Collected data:
....

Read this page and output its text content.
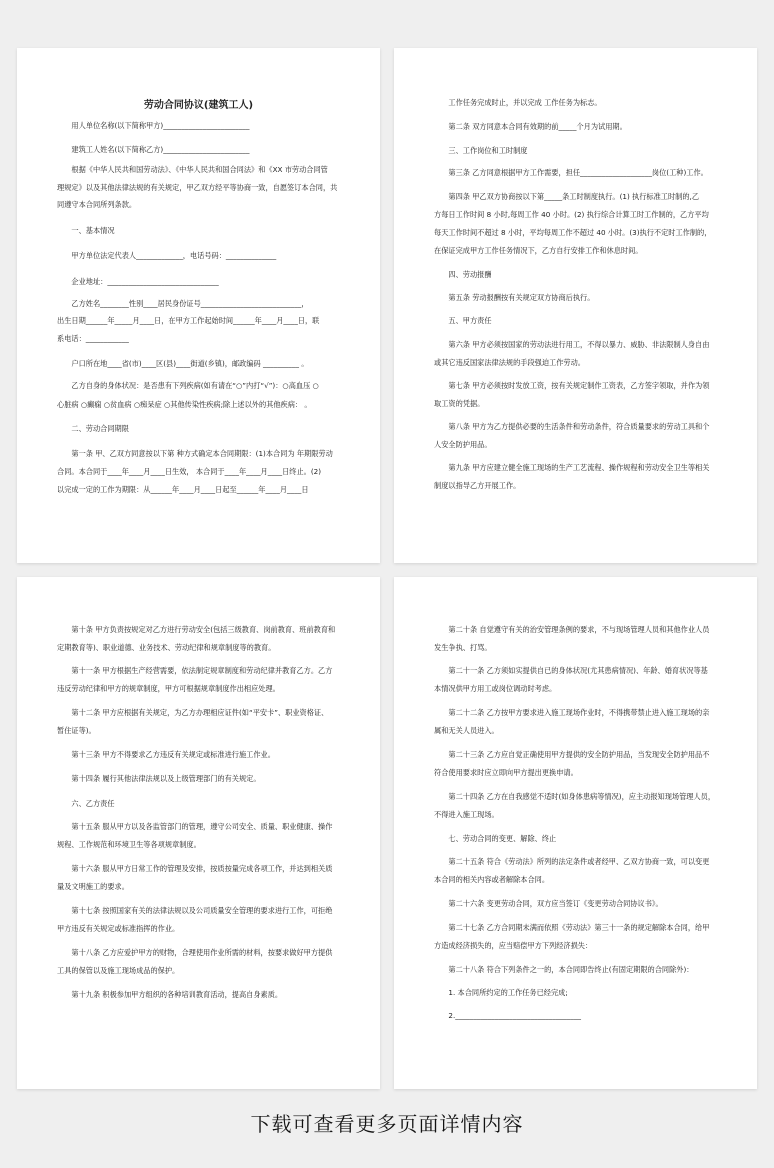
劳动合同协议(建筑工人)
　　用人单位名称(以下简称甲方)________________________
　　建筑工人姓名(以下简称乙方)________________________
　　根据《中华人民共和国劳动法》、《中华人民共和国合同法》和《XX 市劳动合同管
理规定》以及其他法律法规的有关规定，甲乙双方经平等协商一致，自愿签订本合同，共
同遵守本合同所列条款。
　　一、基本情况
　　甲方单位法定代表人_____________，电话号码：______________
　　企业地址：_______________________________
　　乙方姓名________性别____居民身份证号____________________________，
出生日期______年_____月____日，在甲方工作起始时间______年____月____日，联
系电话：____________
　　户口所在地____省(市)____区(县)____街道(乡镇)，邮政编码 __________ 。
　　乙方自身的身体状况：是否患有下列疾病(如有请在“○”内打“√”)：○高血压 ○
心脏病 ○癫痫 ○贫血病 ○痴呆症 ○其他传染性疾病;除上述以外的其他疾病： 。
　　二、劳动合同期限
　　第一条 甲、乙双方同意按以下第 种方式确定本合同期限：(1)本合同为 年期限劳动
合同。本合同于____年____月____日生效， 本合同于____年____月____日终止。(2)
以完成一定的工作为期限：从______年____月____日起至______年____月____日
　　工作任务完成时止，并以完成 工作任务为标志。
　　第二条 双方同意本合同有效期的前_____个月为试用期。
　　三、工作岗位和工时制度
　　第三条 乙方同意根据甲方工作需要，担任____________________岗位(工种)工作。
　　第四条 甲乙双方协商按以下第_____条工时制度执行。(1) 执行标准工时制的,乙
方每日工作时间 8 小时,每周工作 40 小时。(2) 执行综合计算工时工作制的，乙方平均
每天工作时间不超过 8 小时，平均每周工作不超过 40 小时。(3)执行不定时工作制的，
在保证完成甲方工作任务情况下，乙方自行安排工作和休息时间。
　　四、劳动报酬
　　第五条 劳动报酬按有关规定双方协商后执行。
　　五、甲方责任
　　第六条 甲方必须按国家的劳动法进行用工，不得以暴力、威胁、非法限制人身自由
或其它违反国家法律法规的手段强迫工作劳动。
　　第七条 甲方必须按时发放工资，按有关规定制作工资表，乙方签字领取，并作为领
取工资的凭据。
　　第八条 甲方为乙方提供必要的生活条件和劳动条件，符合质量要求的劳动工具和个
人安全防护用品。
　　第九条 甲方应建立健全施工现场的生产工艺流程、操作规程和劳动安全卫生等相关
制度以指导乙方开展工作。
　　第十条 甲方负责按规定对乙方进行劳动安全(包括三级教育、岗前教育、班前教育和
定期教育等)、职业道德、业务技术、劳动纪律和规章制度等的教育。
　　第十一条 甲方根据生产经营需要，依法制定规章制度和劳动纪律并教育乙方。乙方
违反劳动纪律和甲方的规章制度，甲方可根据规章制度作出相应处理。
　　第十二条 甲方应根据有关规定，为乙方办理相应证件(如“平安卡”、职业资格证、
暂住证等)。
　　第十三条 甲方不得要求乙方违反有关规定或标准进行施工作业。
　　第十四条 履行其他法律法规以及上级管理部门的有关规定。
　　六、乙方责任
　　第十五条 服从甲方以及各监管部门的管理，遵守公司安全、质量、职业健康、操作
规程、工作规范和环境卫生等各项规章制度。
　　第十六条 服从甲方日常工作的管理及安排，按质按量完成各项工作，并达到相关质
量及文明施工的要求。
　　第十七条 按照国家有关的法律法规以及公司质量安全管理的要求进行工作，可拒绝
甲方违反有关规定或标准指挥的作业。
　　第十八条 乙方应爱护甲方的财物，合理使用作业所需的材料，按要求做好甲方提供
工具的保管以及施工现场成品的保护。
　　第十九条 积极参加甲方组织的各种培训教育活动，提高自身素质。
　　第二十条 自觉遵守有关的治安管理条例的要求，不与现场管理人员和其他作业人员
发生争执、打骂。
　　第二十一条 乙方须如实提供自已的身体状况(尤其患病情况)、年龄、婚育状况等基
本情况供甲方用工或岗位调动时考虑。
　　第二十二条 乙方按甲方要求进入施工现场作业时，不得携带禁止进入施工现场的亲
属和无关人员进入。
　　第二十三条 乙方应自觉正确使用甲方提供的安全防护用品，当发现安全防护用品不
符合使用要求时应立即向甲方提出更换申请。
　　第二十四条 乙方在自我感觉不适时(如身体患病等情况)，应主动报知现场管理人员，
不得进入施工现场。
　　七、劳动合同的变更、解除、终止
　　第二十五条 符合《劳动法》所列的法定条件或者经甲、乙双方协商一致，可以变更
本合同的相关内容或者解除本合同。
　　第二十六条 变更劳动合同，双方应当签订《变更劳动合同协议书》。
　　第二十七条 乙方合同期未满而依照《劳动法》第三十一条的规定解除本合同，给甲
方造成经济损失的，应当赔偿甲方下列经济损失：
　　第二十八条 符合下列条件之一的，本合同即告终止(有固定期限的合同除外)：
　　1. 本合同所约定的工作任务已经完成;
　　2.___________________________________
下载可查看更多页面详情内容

....

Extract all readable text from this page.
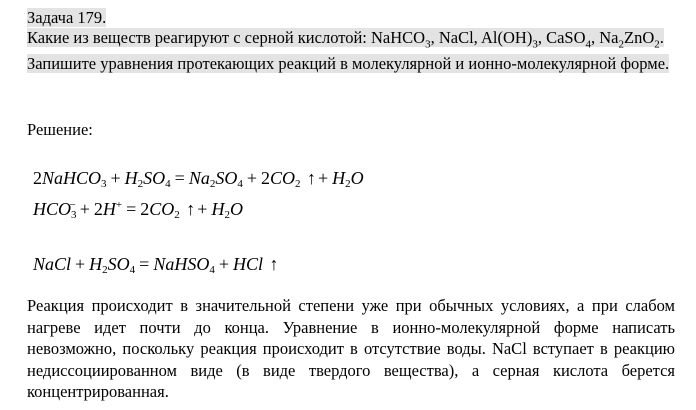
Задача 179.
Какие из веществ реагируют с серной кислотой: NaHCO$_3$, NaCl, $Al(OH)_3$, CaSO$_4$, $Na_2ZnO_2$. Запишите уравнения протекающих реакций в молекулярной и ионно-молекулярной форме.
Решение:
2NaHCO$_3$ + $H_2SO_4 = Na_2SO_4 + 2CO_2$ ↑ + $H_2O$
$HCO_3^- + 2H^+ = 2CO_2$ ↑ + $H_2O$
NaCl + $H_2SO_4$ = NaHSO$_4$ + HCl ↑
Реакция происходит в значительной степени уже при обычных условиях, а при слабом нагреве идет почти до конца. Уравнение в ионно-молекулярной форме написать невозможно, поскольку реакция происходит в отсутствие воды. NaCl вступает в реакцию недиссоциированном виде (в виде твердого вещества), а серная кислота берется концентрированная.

....

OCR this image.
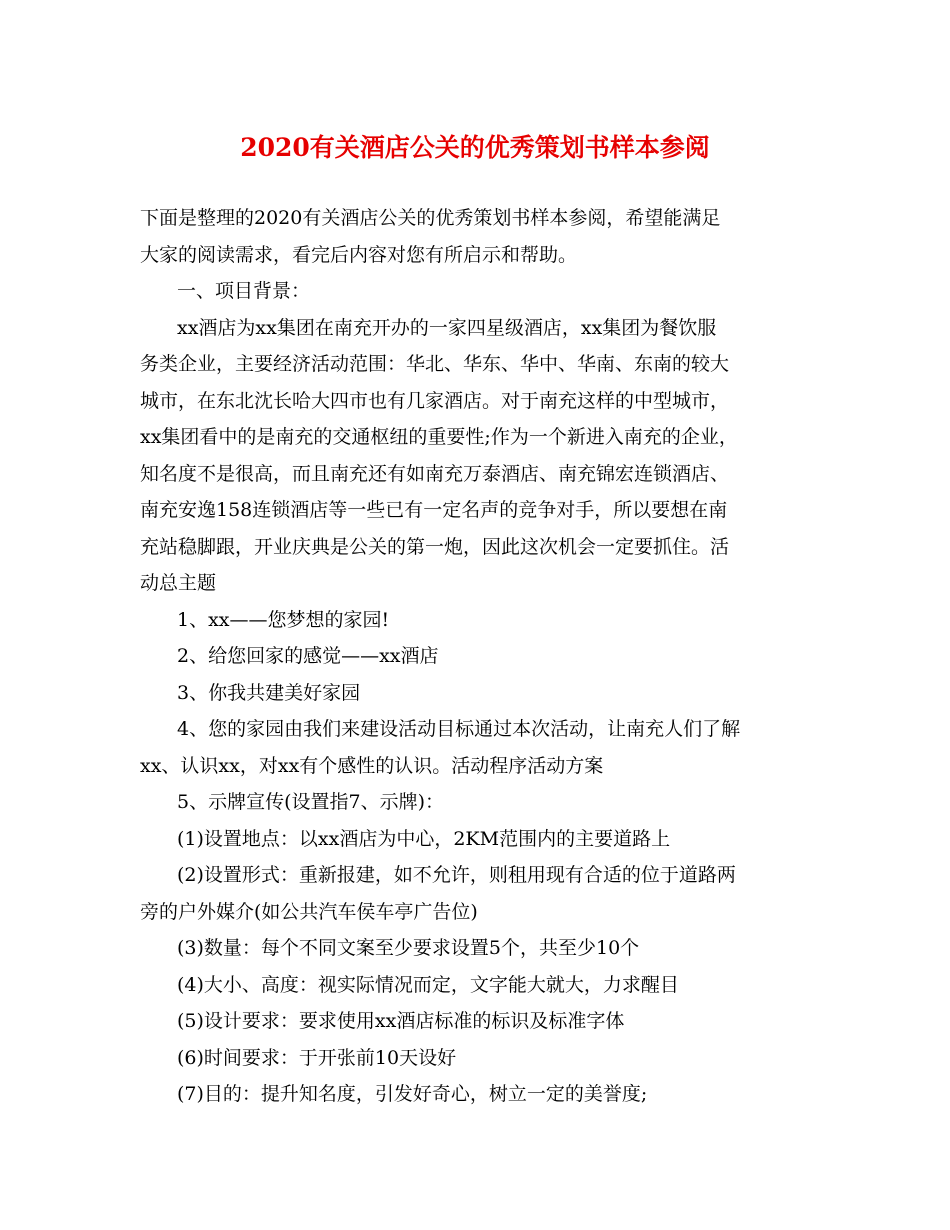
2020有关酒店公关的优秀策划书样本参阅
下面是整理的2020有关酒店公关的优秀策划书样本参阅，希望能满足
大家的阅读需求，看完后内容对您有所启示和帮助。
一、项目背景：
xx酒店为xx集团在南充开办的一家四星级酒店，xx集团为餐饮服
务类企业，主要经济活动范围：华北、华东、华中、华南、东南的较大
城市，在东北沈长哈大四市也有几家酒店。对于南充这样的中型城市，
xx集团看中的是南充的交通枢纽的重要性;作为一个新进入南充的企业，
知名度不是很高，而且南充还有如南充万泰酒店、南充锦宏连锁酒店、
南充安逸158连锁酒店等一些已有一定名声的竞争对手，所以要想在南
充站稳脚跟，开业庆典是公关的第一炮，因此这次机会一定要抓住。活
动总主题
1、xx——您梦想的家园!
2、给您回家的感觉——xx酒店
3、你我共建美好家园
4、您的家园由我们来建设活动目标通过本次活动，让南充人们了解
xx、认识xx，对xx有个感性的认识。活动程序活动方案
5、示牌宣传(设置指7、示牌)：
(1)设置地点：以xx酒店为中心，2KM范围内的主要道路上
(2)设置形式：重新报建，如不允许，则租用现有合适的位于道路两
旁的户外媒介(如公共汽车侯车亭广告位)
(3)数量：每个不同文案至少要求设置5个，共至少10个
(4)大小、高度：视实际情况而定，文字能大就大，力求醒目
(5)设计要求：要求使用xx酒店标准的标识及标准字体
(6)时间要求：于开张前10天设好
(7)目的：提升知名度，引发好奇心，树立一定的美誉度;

....

What is needed:
Collect every line above that contains the word "page".

Solution below:
Read this page and output its text content.
Extract all readable text from this page.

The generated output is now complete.